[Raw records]
= = = = = = =

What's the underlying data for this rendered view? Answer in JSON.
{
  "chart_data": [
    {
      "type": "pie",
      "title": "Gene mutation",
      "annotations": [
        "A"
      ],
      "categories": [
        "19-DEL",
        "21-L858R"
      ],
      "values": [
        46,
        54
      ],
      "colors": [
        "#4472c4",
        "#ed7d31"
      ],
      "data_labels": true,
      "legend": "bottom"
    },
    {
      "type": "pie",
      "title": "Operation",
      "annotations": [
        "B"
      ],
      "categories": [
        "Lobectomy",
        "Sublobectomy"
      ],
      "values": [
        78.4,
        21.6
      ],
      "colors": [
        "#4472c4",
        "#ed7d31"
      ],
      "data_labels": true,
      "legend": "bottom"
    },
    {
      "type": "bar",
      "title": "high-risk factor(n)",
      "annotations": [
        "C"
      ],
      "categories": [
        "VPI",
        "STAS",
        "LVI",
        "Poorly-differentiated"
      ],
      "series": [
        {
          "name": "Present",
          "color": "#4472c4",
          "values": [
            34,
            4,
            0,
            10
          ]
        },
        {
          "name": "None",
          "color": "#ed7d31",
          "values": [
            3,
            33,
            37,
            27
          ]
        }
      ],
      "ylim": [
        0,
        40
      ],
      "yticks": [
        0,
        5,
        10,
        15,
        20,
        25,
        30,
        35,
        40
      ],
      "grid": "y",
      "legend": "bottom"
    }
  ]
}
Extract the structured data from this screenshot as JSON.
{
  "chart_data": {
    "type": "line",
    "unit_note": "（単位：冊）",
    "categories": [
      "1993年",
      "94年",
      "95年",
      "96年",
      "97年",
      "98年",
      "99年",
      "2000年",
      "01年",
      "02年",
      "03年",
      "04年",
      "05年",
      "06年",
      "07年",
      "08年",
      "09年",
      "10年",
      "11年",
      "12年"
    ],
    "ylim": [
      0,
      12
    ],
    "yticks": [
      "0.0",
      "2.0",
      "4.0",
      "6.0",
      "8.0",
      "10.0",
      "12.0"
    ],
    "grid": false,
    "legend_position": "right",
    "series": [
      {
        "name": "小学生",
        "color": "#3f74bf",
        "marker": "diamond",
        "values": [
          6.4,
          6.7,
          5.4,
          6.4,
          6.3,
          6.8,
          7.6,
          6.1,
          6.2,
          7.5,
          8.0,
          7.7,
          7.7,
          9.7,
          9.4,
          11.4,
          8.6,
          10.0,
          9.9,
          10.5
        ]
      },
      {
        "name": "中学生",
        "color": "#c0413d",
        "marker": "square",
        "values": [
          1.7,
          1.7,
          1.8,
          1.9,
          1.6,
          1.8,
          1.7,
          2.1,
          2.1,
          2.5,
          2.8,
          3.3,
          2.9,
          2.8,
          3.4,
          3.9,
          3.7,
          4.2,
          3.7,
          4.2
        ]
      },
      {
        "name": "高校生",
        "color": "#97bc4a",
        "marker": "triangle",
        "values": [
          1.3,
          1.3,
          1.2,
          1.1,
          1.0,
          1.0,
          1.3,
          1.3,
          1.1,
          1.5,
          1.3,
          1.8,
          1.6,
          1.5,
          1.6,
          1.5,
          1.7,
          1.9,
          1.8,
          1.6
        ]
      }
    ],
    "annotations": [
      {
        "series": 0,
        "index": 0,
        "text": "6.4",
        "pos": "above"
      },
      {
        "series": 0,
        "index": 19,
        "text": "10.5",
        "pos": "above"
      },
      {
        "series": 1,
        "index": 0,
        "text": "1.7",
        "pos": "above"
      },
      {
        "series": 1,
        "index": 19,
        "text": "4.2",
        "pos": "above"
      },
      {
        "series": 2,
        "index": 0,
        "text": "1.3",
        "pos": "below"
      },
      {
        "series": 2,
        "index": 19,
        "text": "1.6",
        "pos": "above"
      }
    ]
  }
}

= = = = = = =

◆ **INSTRUCTIONS FOR THE TASK**
Look through the material above and work out how many of its lines contain "JSON". State the number only.

◆ **RESULT**
2